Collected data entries
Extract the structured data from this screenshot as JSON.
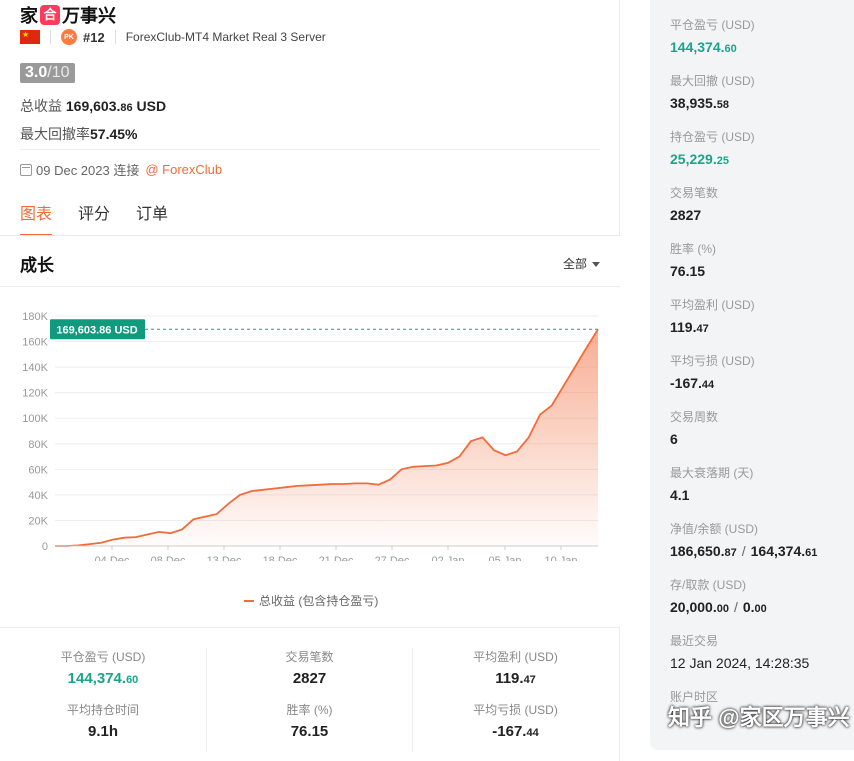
{
  "header": {
    "title_part1": "家",
    "title_badge": "合",
    "title_part2": "万事兴",
    "rank": "#12",
    "server": "ForexClub-MT4 Market Real 3 Server",
    "pk_label": "PK",
    "score": "3.0",
    "score_max": "/10",
    "total_profit_label": "总收益",
    "total_profit_main": "169,603.",
    "total_profit_dec": "86",
    "total_profit_unit": "USD",
    "max_drawdown_label": "最大回撤率",
    "max_drawdown_value": "57.45%",
    "connect_date": "09 Dec 2023 连接",
    "broker_link": "@ ForexClub"
  },
  "tabs": [
    {
      "label": "图表",
      "active": true
    },
    {
      "label": "评分",
      "active": false
    },
    {
      "label": "订单",
      "active": false
    }
  ],
  "chart_section": {
    "title": "成长",
    "range_label": "全部",
    "legend_label": "总收益 (包含持仓盈亏)",
    "current_tag": "169,603.86 USD"
  },
  "chart_data": {
    "type": "area",
    "x_labels": [
      "04 Dec",
      "08 Dec",
      "13 Dec",
      "18 Dec",
      "21 Dec",
      "27 Dec",
      "02 Jan",
      "05 Jan",
      "10 Jan"
    ],
    "y_ticks": [
      "0",
      "20K",
      "40K",
      "60K",
      "80K",
      "100K",
      "120K",
      "140K",
      "160K",
      "180K"
    ],
    "ylim": [
      0,
      180000
    ],
    "series": [
      {
        "values": [
          0,
          0,
          500,
          1500,
          2500,
          5000,
          6500,
          7000,
          9000,
          11000,
          10000,
          13000,
          21000,
          23000,
          25000,
          33000,
          40000,
          43000,
          44000,
          45000,
          46000,
          47000,
          47500,
          48000,
          48500,
          48500,
          49000,
          49000,
          48000,
          52000,
          60000,
          62000,
          62500,
          63000,
          65000,
          70000,
          82000,
          85000,
          75000,
          71000,
          74000,
          85000,
          103000,
          110000,
          125000,
          140000,
          155000,
          169603.86
        ]
      }
    ],
    "grid": true,
    "colors": {
      "line": "#f26b3a",
      "fill": "#f26b3a",
      "tag": "#129a7f",
      "dash": "#1aa58a"
    }
  },
  "stats": [
    {
      "label": "平仓盈亏 (USD)",
      "main": "144,374.",
      "dec": "60",
      "green": true
    },
    {
      "label": "交易笔数",
      "main": "2827",
      "dec": "",
      "green": false
    },
    {
      "label": "平均盈利 (USD)",
      "main": "119.",
      "dec": "47",
      "green": false
    },
    {
      "label": "平均持仓时间",
      "main": "9.1h",
      "dec": "",
      "green": false
    },
    {
      "label": "胜率 (%)",
      "main": "76.15",
      "dec": "",
      "green": false
    },
    {
      "label": "平均亏损 (USD)",
      "main": "-167.",
      "dec": "44",
      "green": false
    }
  ],
  "sidebar": [
    {
      "label": "平仓盈亏 (USD)",
      "main": "144,374.",
      "dec": "60",
      "green": true
    },
    {
      "label": "最大回撤 (USD)",
      "main": "38,935.",
      "dec": "58",
      "green": false
    },
    {
      "label": "持仓盈亏 (USD)",
      "main": "25,229.",
      "dec": "25",
      "green": true
    },
    {
      "label": "交易笔数",
      "main": "2827",
      "dec": "",
      "green": false
    },
    {
      "label": "胜率 (%)",
      "main": "76.15",
      "dec": "",
      "green": false
    },
    {
      "label": "平均盈利 (USD)",
      "main": "119.",
      "dec": "47",
      "green": false
    },
    {
      "label": "平均亏损 (USD)",
      "main": "-167.",
      "dec": "44",
      "green": false
    },
    {
      "label": "交易周数",
      "main": "6",
      "dec": "",
      "green": false
    },
    {
      "label": "最大衰落期 (天)",
      "main": "4.1",
      "dec": "",
      "green": false
    },
    {
      "label": "净值/余额 (USD)",
      "main": "186,650.",
      "dec": "87",
      "sep": "/",
      "main2": "164,374.",
      "dec2": "61",
      "green": false
    },
    {
      "label": "存/取款 (USD)",
      "main": "20,000.",
      "dec": "00",
      "sep": "/",
      "main2": "0.",
      "dec2": "00",
      "green": false
    },
    {
      "label": "最近交易",
      "main": "12 Jan 2024, 14:28:35",
      "dec": "",
      "green": false
    },
    {
      "label": "账户时区",
      "main": "",
      "dec": "",
      "green": false
    }
  ],
  "watermark": "知乎 @家区万事兴"
}
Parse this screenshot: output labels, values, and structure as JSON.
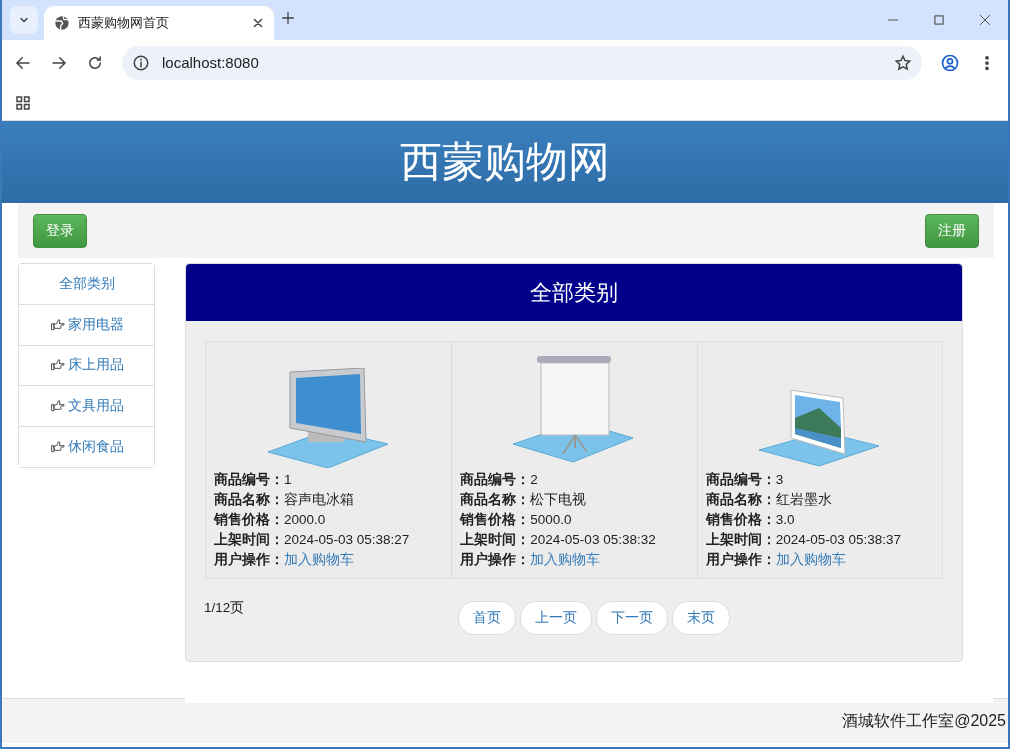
{
  "browser": {
    "tab_title": "西蒙购物网首页",
    "address": "localhost:8080"
  },
  "header": {
    "title": "西蒙购物网"
  },
  "nav": {
    "login": "登录",
    "register": "注册"
  },
  "sidebar": {
    "items": [
      {
        "label": "全部类别",
        "kind": "plain"
      },
      {
        "label": "家用电器",
        "kind": "hand"
      },
      {
        "label": "床上用品",
        "kind": "hand"
      },
      {
        "label": "文具用品",
        "kind": "hand"
      },
      {
        "label": "休闲食品",
        "kind": "hand"
      }
    ]
  },
  "panel": {
    "title": "全部类别",
    "products": [
      {
        "kind": "monitor",
        "fields": [
          {
            "label": "商品编号：",
            "value": "1"
          },
          {
            "label": "商品名称：",
            "value": "容声电冰箱"
          },
          {
            "label": "销售价格：",
            "value": "2000.0"
          },
          {
            "label": "上架时间：",
            "value": "2024-05-03 05:38:27"
          }
        ],
        "action_label": "用户操作：",
        "action": "加入购物车"
      },
      {
        "kind": "screen",
        "fields": [
          {
            "label": "商品编号：",
            "value": "2"
          },
          {
            "label": "商品名称：",
            "value": "松下电视"
          },
          {
            "label": "销售价格：",
            "value": "5000.0"
          },
          {
            "label": "上架时间：",
            "value": "2024-05-03 05:38:32"
          }
        ],
        "action_label": "用户操作：",
        "action": "加入购物车"
      },
      {
        "kind": "frame",
        "fields": [
          {
            "label": "商品编号：",
            "value": "3"
          },
          {
            "label": "商品名称：",
            "value": "红岩墨水"
          },
          {
            "label": "销售价格：",
            "value": "3.0"
          },
          {
            "label": "上架时间：",
            "value": "2024-05-03 05:38:37"
          }
        ],
        "action_label": "用户操作：",
        "action": "加入购物车"
      }
    ],
    "page_info": "1/12页",
    "pager": [
      "首页",
      "上一页",
      "下一页",
      "末页"
    ]
  },
  "footer": "酒城软件工作室@2025"
}
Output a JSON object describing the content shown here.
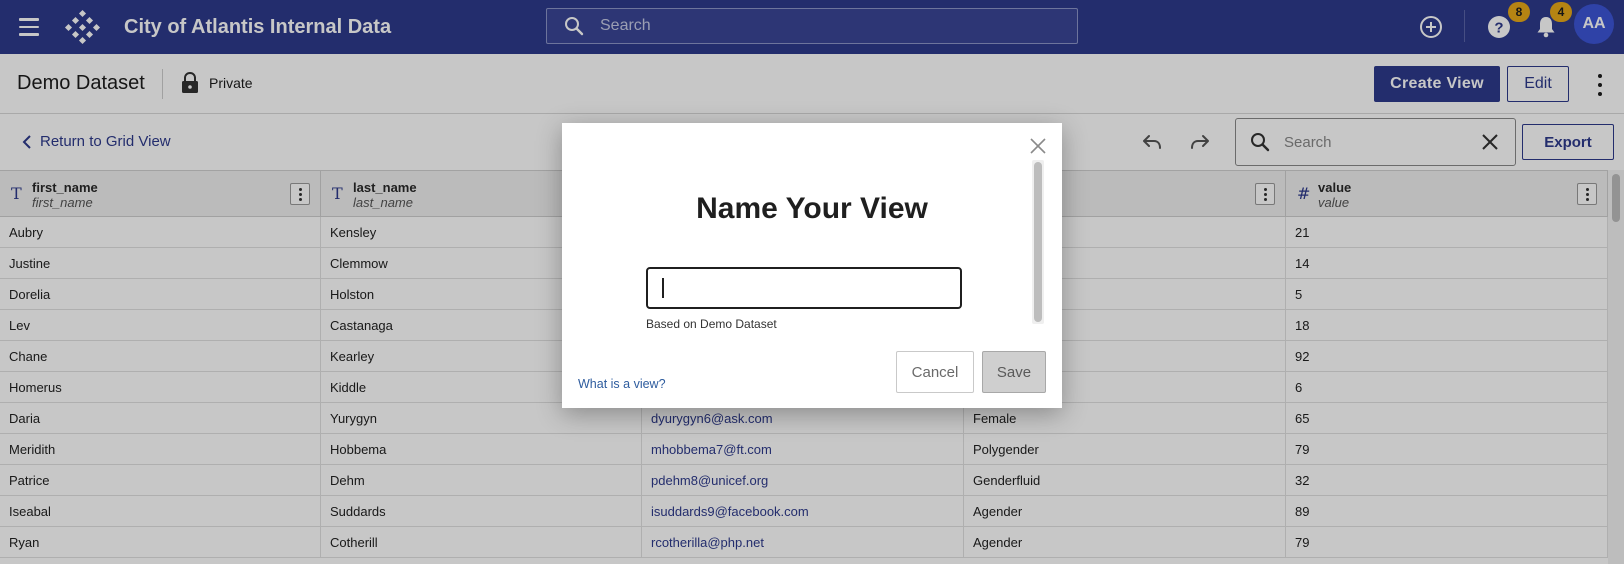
{
  "app": {
    "title": "City of Atlantis Internal Data",
    "search_placeholder": "Search",
    "help_badge": "8",
    "notifications_badge": "4",
    "avatar_initials": "AA"
  },
  "dataset": {
    "title": "Demo Dataset",
    "visibility": "Private",
    "create_view_label": "Create View",
    "edit_label": "Edit"
  },
  "toolbar": {
    "return_label": "Return to Grid View",
    "search_placeholder": "Search",
    "export_label": "Export"
  },
  "grid": {
    "columns": [
      {
        "type_icon": "T",
        "name": "first_name",
        "sub": "first_name"
      },
      {
        "type_icon": "T",
        "name": "last_name",
        "sub": "last_name"
      },
      {
        "type_icon": "",
        "name": "",
        "sub": ""
      },
      {
        "type_icon": "",
        "name": "",
        "sub": ""
      },
      {
        "type_icon": "#",
        "name": "value",
        "sub": "value"
      }
    ],
    "rows": [
      [
        "Aubry",
        "Kensley",
        "",
        "",
        "21"
      ],
      [
        "Justine",
        "Clemmow",
        "",
        "",
        "14"
      ],
      [
        "Dorelia",
        "Holston",
        "",
        "",
        "5"
      ],
      [
        "Lev",
        "Castanaga",
        "",
        "",
        "18"
      ],
      [
        "Chane",
        "Kearley",
        "",
        "",
        "92"
      ],
      [
        "Homerus",
        "Kiddle",
        "",
        "",
        "6"
      ],
      [
        "Daria",
        "Yurygyn",
        "dyurygyn6@ask.com",
        "Female",
        "65"
      ],
      [
        "Meridith",
        "Hobbema",
        "mhobbema7@ft.com",
        "Polygender",
        "79"
      ],
      [
        "Patrice",
        "Dehm",
        "pdehm8@unicef.org",
        "Genderfluid",
        "32"
      ],
      [
        "Iseabal",
        "Suddards",
        "isuddards9@facebook.com",
        "Agender",
        "89"
      ],
      [
        "Ryan",
        "Cotherill",
        "rcotherilla@php.net",
        "Agender",
        "79"
      ]
    ]
  },
  "modal": {
    "title": "Name Your View",
    "input_value": "",
    "helper_text": "Based on Demo Dataset",
    "what_link": "What is a view?",
    "cancel_label": "Cancel",
    "save_label": "Save"
  },
  "colors": {
    "brand": "#2e3a8c",
    "badge": "#e8a919",
    "avatar": "#3d55d6"
  }
}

> Exercise task:
Return all the lines that contain the string "screenshot".

> Solution to the problem:
Extract the structured data from this screenshot as JSON.
Parse this screenshot: output labels, values, and structure as JSON.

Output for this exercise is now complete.